(Problem to solve):
Single out the lines that include the word "saran". Copy them.

Recorded data
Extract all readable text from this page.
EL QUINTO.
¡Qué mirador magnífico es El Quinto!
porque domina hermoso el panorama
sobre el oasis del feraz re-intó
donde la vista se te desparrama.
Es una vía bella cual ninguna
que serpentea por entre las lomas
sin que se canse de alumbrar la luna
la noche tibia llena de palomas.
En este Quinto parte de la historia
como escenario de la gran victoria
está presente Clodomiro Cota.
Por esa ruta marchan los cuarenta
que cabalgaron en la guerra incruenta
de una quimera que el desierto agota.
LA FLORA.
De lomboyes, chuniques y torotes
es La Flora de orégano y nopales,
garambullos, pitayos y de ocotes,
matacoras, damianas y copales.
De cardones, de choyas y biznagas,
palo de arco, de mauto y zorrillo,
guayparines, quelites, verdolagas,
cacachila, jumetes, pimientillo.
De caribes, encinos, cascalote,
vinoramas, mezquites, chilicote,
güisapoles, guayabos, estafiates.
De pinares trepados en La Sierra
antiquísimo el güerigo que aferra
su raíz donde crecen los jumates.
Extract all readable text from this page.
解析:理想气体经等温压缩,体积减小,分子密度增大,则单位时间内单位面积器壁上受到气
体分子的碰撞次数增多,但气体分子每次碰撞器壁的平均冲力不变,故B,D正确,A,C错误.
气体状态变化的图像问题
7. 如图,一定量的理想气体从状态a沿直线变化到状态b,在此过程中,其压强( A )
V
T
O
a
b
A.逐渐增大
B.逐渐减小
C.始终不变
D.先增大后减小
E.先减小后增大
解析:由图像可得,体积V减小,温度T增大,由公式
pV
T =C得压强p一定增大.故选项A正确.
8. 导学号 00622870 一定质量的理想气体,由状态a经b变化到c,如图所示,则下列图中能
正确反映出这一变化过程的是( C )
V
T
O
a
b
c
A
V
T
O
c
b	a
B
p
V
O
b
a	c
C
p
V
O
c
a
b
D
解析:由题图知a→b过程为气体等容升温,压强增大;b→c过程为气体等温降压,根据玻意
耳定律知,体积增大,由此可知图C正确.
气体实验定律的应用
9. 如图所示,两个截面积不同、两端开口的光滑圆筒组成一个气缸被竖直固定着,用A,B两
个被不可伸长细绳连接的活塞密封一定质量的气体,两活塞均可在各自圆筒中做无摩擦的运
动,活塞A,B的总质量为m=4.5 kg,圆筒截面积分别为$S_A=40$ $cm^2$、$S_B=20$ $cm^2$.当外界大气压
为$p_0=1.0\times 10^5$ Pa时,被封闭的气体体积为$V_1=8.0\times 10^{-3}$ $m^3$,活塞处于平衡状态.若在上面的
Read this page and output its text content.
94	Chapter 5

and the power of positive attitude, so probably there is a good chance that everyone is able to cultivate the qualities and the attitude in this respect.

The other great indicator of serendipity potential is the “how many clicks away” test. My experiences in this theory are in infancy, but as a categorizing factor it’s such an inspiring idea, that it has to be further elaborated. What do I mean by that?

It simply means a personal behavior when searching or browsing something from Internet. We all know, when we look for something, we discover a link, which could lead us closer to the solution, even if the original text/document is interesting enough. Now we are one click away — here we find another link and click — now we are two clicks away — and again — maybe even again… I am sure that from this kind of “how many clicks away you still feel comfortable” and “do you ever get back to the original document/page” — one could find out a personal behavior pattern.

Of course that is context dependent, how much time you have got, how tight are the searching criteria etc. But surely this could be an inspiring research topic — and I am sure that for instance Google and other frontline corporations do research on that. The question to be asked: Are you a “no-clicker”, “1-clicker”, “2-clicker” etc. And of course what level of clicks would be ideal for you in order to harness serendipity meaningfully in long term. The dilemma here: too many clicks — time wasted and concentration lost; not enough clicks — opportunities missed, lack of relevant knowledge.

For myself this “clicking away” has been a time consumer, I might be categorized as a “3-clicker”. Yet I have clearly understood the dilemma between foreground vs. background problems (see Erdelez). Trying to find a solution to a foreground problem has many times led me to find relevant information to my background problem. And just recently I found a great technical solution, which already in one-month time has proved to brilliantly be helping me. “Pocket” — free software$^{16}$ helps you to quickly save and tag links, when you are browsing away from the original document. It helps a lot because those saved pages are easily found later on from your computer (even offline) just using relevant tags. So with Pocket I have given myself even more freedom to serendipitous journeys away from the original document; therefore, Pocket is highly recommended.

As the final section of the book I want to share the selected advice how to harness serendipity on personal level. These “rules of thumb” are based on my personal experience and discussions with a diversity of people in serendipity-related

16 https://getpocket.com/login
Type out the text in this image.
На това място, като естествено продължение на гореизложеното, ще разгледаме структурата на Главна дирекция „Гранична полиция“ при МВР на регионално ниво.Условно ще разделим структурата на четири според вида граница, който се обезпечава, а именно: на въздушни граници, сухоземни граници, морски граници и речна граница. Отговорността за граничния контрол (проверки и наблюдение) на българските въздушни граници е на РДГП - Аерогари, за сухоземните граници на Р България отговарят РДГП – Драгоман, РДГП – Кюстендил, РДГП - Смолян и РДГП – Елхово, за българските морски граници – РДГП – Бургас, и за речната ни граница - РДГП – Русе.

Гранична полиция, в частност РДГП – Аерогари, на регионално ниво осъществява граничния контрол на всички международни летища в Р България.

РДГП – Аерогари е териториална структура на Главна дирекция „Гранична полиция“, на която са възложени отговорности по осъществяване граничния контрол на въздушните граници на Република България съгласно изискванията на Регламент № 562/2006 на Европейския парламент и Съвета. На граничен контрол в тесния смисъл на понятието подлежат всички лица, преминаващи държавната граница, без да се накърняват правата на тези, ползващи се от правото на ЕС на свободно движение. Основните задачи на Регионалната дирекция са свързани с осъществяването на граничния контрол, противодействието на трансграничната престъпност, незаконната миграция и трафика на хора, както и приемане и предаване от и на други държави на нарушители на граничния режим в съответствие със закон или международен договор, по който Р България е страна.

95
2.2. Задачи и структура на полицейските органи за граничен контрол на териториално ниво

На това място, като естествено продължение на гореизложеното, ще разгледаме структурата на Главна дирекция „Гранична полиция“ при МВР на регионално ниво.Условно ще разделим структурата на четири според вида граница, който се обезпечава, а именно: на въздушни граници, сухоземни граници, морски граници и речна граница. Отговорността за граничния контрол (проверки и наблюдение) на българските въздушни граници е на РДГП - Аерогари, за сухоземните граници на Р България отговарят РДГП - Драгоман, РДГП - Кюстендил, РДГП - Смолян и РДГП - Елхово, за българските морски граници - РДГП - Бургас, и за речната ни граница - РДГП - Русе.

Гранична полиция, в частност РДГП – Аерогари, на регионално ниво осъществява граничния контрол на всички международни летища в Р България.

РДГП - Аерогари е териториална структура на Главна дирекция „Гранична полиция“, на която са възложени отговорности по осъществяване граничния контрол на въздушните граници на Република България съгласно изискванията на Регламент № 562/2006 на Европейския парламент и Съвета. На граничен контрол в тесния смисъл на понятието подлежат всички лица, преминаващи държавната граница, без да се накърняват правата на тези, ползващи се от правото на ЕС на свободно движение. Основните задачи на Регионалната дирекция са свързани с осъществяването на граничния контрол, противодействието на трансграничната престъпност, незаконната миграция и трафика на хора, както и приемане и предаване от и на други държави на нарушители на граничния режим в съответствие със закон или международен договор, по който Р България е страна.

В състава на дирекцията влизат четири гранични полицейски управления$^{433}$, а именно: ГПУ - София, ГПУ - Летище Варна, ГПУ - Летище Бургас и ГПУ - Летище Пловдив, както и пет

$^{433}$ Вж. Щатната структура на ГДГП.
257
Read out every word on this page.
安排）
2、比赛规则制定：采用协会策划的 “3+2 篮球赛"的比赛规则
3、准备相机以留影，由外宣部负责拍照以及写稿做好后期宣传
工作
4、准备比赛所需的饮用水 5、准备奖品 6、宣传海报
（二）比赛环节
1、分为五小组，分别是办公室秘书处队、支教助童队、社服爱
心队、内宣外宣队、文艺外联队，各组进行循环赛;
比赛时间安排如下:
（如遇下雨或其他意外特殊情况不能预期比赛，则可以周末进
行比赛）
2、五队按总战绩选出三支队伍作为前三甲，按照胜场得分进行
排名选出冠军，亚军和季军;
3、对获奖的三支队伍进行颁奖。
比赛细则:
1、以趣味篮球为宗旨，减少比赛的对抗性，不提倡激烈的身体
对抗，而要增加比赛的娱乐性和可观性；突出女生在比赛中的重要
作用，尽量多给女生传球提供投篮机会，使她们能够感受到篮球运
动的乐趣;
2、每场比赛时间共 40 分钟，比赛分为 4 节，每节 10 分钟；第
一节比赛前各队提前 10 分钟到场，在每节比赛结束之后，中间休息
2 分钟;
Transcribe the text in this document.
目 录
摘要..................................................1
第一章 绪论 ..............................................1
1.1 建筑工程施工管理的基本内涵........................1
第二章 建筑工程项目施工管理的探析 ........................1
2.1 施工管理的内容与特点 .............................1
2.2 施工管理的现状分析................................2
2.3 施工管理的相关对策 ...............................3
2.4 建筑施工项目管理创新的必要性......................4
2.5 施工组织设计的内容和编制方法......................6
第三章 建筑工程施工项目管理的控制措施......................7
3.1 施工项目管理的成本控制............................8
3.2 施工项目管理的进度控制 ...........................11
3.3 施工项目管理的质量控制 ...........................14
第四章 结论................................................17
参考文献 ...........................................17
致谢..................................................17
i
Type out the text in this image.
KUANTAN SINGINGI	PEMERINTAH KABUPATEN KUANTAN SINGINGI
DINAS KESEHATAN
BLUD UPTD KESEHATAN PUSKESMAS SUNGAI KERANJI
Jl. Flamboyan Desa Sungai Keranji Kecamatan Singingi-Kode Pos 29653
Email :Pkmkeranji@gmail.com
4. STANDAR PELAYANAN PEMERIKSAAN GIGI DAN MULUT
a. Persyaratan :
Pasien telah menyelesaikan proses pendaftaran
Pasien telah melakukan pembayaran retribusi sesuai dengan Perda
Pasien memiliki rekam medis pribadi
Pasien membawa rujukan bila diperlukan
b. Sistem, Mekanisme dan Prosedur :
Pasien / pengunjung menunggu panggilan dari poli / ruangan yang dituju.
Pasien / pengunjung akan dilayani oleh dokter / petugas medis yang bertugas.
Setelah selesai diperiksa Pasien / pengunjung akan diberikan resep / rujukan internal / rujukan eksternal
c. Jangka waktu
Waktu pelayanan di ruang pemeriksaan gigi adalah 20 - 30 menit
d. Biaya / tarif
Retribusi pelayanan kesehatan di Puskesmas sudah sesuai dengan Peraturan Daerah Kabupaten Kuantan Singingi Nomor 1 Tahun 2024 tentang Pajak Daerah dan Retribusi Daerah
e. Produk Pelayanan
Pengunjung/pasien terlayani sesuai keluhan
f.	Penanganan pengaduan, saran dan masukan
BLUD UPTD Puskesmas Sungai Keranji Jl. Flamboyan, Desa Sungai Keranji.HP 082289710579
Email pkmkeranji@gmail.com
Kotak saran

(Answer):
f.	Penanganan pengaduan, saran dan masukan
Kotak saran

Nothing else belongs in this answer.